_Exercise aim_:
Copy out the stretch of the records from the line containing "- button[interactable]: Home: [543, 818, 577, 845]" through the end of the records, without changing anything.

(Bounding box annotations)
-*-*-
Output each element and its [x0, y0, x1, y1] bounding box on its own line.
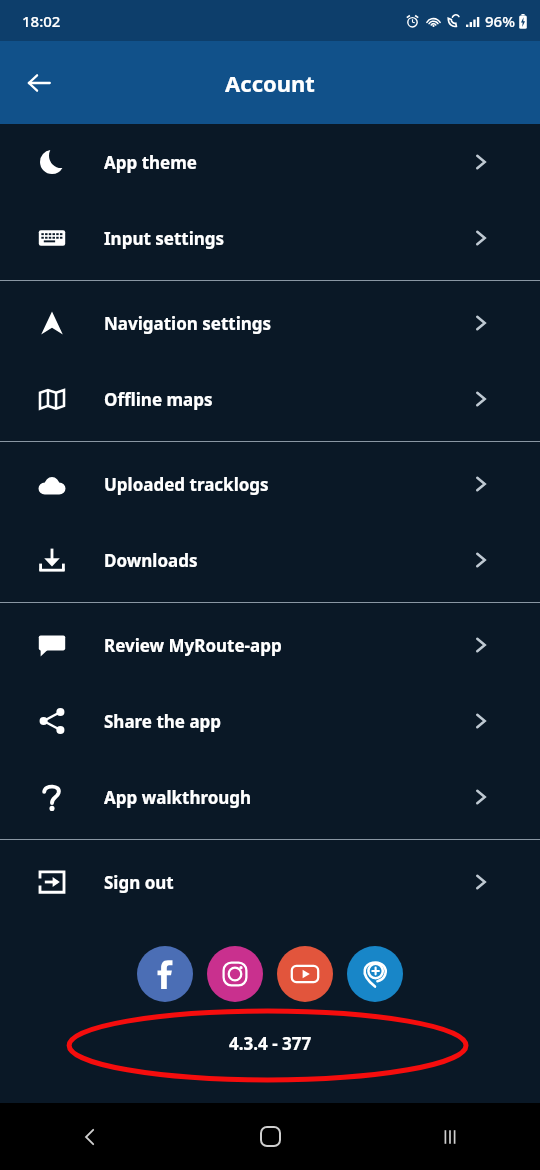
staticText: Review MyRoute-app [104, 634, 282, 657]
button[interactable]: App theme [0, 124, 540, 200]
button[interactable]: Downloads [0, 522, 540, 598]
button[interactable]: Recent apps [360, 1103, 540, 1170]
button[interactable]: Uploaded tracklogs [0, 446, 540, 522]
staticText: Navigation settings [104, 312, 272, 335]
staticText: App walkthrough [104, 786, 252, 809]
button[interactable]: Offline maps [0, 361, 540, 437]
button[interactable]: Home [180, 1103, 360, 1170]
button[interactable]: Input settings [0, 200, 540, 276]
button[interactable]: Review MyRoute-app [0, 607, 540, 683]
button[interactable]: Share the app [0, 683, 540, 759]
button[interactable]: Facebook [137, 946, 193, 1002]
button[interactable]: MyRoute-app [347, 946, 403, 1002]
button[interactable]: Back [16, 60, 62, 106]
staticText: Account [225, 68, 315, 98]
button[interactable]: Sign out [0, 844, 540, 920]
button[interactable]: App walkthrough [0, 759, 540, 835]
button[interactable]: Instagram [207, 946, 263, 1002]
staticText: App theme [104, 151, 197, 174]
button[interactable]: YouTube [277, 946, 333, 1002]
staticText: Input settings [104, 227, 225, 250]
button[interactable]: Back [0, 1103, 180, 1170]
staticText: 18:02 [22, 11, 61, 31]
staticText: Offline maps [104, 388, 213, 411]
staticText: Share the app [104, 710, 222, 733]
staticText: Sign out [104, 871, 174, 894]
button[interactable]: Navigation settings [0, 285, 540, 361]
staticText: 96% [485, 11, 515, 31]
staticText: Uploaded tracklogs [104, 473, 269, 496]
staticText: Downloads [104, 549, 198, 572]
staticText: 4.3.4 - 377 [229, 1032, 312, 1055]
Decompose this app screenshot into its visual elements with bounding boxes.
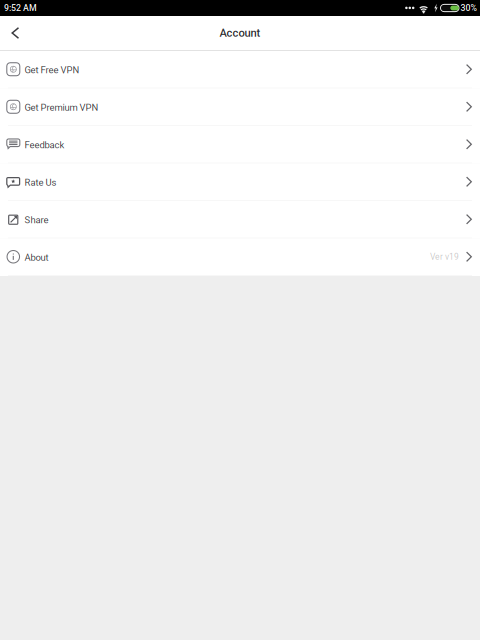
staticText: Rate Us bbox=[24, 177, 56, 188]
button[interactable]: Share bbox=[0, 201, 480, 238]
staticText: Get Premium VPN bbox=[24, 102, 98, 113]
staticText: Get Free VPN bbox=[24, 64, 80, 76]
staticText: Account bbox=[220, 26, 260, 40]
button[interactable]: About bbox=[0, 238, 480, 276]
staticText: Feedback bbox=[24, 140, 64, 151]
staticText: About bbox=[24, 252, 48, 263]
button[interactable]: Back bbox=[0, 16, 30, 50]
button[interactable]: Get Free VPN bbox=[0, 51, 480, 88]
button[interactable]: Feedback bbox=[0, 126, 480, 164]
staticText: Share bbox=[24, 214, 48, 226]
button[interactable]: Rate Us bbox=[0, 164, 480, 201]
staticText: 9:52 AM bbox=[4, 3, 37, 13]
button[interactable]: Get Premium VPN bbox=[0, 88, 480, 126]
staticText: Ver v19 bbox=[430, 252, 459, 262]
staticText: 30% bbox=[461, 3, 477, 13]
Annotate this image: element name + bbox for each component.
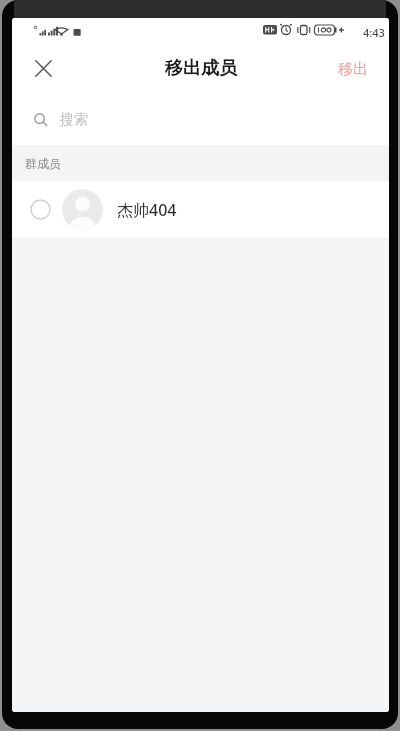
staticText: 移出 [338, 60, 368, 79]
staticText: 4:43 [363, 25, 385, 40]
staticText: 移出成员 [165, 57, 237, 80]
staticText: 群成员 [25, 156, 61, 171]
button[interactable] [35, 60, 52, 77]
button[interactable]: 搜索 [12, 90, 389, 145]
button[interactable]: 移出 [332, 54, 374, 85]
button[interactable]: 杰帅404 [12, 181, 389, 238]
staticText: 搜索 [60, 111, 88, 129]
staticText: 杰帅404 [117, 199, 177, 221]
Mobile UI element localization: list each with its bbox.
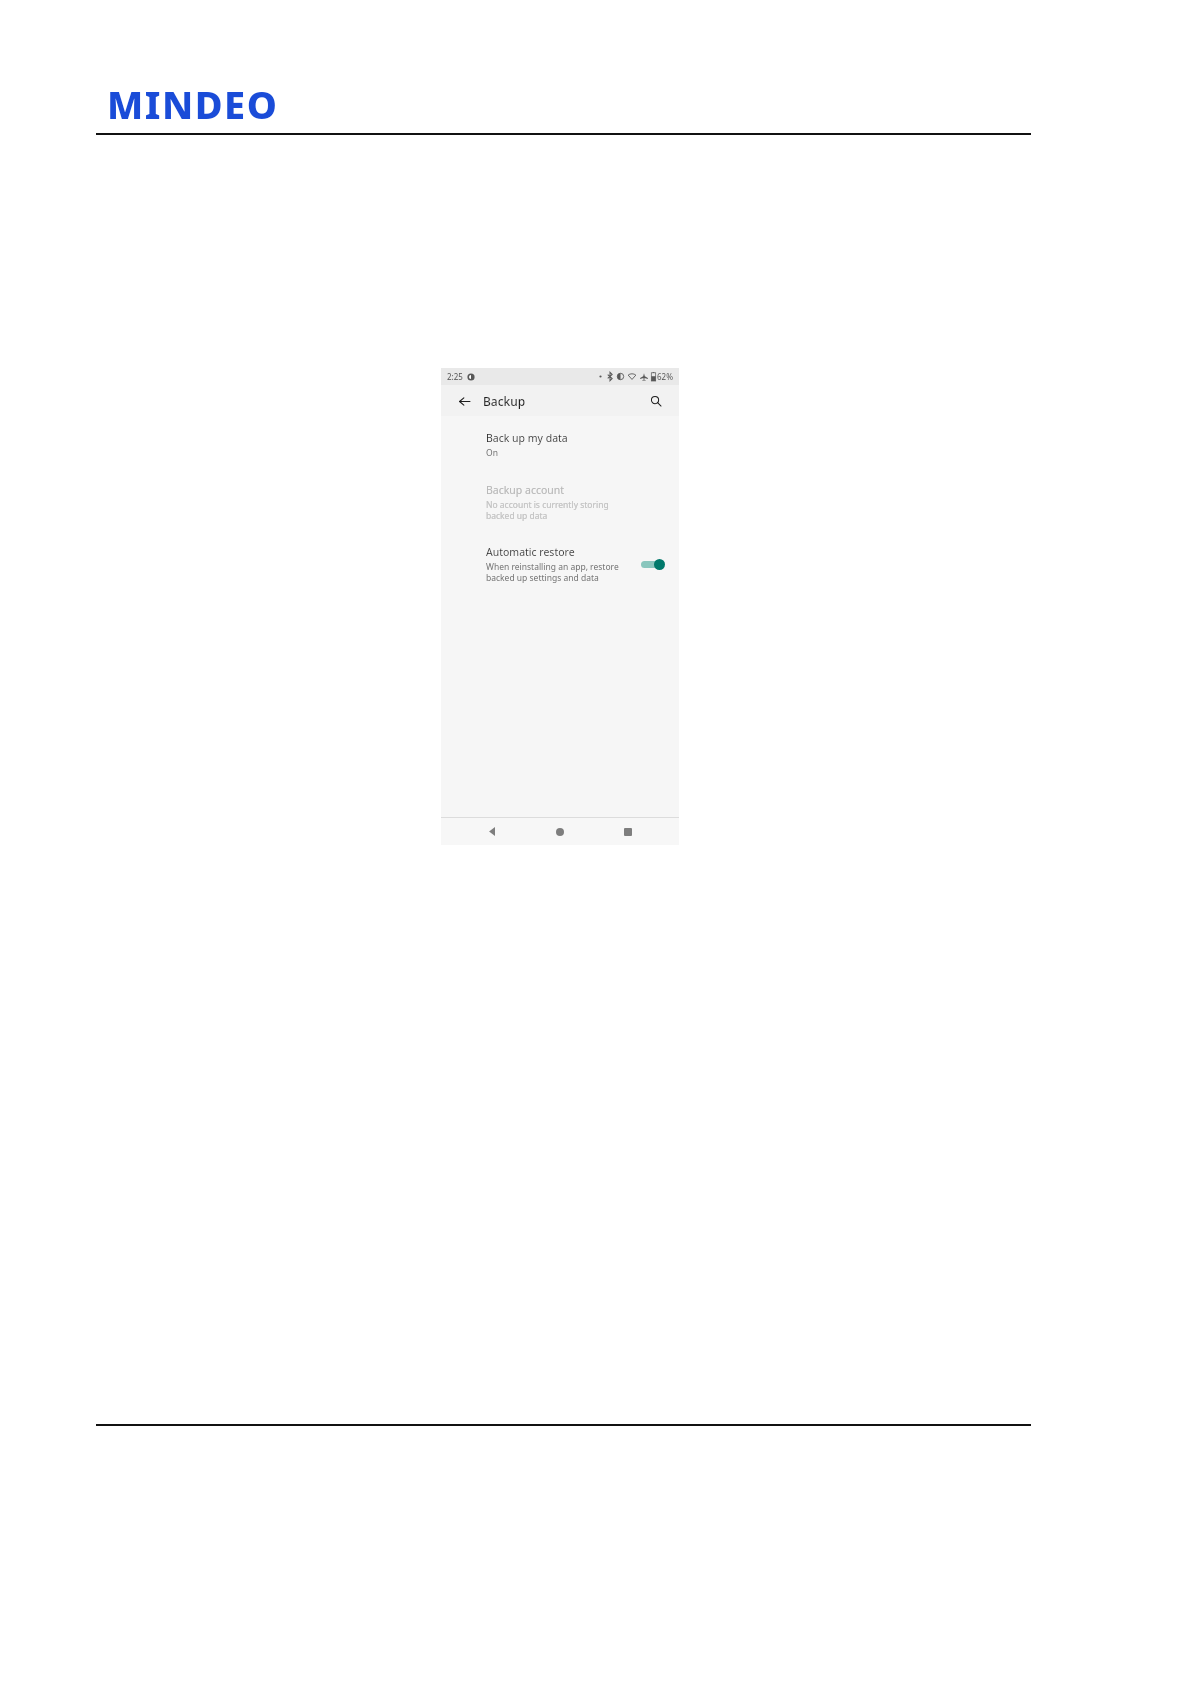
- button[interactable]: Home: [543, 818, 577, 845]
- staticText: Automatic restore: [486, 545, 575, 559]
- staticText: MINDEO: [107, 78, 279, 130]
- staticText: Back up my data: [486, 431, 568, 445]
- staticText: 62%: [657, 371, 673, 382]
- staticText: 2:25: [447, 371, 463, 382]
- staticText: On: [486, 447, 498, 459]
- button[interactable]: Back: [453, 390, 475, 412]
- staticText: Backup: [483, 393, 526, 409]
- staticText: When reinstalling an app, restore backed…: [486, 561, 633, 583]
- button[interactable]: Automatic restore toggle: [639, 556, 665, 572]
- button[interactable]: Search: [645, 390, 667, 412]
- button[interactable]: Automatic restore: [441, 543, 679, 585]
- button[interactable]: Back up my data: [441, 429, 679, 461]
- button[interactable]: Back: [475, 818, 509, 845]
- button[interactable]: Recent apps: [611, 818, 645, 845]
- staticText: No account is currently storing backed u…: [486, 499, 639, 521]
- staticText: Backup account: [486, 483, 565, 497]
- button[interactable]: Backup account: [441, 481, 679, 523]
-*-*-
_Solution for this problem_:
- button[interactable]: Home: [543, 818, 577, 845]
- staticText: Automatic restore: [486, 545, 575, 559]
- staticText: MINDEO: [107, 78, 279, 130]
- staticText: Back up my data: [486, 431, 568, 445]
- staticText: 62%: [657, 371, 673, 382]
- staticText: 2:25: [447, 371, 463, 382]
- staticText: On: [486, 447, 498, 459]
- button[interactable]: Back: [453, 390, 475, 412]
- staticText: Backup: [483, 393, 526, 409]
- staticText: When reinstalling an app, restore backed…: [486, 561, 633, 583]
- button[interactable]: Automatic restore toggle: [639, 556, 665, 572]
- button[interactable]: Search: [645, 390, 667, 412]
- button[interactable]: Automatic restore: [441, 543, 679, 585]
- button[interactable]: Back up my data: [441, 429, 679, 461]
- button[interactable]: Back: [475, 818, 509, 845]
- button[interactable]: Recent apps: [611, 818, 645, 845]
- staticText: No account is currently storing backed u…: [486, 499, 639, 521]
- staticText: Backup account: [486, 483, 565, 497]
- button[interactable]: Backup account: [441, 481, 679, 523]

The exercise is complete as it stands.